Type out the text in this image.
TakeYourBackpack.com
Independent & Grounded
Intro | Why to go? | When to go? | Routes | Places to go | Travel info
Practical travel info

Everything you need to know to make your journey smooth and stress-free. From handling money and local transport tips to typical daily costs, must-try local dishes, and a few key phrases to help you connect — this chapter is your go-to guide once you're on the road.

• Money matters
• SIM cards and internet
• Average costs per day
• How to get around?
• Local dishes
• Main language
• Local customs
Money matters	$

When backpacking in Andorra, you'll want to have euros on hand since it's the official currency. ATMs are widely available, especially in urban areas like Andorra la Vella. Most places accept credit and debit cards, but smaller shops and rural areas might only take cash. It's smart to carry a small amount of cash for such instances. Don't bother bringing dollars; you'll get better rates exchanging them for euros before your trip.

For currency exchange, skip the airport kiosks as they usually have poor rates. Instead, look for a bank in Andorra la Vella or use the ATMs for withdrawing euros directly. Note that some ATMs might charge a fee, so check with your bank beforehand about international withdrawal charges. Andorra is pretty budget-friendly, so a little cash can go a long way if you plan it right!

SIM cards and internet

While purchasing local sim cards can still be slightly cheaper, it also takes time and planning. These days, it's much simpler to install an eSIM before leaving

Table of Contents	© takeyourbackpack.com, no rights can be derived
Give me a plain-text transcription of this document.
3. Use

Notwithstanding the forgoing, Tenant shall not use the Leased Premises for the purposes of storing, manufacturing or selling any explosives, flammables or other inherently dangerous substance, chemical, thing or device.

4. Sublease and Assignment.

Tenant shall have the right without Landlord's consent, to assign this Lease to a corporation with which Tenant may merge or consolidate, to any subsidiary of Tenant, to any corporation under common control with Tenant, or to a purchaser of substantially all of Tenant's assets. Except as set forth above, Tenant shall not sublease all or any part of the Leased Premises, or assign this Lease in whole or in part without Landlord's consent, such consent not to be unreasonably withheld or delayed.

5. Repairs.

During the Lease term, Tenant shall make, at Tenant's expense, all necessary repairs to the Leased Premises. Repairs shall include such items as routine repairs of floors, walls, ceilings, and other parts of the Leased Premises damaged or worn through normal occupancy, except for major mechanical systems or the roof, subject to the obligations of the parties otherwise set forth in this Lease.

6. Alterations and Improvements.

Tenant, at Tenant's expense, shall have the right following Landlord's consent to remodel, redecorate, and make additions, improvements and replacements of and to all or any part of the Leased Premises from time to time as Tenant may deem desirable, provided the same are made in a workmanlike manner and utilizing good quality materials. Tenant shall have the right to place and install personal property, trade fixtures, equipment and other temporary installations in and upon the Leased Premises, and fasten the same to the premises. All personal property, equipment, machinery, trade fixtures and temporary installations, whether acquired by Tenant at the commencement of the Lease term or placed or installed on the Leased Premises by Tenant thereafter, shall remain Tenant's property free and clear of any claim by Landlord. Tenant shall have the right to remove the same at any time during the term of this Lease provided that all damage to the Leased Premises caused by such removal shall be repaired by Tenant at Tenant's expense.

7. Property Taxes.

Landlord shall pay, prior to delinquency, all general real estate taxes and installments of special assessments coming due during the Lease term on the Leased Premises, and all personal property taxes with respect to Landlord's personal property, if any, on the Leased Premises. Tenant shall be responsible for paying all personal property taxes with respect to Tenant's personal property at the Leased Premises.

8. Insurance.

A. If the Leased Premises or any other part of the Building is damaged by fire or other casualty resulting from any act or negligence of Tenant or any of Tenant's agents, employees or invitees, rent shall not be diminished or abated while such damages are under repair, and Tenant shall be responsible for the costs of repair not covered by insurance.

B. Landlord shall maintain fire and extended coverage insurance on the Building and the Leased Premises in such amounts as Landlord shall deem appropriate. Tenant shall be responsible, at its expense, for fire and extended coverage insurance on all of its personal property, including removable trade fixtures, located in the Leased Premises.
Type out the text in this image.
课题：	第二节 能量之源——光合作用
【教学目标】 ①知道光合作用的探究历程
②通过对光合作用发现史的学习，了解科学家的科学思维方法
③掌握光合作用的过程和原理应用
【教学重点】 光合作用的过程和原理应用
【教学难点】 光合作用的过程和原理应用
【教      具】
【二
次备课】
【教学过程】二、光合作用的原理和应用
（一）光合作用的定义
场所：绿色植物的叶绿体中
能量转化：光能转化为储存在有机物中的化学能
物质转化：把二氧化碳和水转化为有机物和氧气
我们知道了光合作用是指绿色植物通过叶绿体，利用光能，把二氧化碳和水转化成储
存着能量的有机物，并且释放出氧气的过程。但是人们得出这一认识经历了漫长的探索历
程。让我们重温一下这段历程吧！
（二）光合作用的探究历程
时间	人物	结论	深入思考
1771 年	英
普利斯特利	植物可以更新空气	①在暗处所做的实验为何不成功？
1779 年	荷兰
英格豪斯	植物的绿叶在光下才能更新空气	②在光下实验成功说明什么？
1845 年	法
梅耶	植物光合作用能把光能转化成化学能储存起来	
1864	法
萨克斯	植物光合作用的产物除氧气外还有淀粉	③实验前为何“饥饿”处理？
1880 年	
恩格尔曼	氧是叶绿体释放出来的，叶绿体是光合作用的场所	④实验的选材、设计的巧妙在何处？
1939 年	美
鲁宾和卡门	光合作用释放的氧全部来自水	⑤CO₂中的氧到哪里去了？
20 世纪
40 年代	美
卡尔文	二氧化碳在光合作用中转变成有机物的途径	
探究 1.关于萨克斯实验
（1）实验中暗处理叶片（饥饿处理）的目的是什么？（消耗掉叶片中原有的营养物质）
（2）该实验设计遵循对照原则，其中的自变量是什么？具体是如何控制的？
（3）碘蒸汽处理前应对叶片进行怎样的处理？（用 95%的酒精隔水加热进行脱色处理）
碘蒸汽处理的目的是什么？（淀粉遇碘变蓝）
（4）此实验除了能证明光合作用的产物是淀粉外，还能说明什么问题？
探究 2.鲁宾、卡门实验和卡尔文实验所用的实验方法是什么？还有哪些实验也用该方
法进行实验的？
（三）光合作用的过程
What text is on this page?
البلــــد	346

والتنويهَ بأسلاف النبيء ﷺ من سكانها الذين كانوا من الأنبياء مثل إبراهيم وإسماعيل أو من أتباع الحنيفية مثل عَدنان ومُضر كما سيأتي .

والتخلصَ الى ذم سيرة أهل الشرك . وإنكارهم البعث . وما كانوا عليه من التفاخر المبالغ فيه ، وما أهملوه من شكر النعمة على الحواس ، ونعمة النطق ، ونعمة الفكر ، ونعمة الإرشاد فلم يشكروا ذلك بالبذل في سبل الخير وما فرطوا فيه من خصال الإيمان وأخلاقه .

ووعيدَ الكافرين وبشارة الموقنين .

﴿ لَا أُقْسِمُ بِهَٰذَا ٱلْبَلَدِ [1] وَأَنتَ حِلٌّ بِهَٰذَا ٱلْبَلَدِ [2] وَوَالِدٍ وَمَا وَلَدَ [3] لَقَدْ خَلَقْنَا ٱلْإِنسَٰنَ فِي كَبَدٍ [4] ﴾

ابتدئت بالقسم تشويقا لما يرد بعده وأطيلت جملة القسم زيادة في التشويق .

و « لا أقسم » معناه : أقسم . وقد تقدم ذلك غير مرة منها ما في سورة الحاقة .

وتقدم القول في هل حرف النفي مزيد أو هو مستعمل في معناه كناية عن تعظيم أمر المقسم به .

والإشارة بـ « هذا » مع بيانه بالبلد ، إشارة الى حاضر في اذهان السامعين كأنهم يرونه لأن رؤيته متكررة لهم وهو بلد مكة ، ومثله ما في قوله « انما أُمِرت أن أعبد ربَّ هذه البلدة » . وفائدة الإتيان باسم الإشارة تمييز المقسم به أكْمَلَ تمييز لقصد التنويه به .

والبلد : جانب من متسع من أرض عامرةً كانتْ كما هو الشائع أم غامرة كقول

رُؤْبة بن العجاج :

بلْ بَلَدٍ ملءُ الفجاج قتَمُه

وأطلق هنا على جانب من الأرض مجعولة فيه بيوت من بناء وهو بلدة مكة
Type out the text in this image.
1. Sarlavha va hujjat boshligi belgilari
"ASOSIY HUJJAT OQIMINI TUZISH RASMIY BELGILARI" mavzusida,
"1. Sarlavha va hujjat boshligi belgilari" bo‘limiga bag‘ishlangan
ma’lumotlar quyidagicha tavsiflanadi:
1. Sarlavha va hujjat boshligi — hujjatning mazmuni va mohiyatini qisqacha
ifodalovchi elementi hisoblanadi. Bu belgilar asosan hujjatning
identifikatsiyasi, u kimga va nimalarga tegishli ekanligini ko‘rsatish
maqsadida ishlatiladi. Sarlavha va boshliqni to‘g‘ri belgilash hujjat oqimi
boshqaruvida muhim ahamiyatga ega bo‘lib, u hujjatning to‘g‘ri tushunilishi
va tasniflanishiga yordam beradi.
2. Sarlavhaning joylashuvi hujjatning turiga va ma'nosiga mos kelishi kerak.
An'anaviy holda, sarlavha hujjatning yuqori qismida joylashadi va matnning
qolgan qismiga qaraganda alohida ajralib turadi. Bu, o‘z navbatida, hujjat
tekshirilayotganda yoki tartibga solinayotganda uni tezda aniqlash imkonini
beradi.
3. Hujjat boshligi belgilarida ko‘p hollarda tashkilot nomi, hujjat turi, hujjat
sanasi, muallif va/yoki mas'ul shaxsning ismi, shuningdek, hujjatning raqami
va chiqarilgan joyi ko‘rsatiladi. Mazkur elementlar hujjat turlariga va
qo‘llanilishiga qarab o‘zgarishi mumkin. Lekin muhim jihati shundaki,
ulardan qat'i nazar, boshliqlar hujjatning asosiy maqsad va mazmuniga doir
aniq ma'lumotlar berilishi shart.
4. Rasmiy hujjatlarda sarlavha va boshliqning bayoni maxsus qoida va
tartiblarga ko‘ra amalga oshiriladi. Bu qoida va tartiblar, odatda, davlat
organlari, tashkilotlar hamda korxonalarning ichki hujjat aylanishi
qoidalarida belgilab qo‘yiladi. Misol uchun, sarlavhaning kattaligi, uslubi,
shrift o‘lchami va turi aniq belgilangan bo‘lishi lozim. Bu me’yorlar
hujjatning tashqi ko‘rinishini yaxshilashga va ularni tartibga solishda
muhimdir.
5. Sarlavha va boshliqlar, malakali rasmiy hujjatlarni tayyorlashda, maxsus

■ DIRECTIONS FOR THIS TASK ■
Search the entries for the string "cards" and collect each line that has it.

■ FULL ANSWER ■
• SIM cards and internet
When backpacking in Andorra, you'll want to have euros on hand since it's the official currency. ATMs are widely available, especially in urban areas like Andorra la Vella. Most places accept credit and debit cards, but smaller shops and rural areas might only take cash. It's smart to carry a small amount of cash for such instances. Don't bother bringing dollars; you'll get better rates exchanging them for euros before your trip.
SIM cards and internet
While purchasing local sim cards can still be slightly cheaper, it also takes time and planning. These days, it's much simpler to install an eSIM before leaving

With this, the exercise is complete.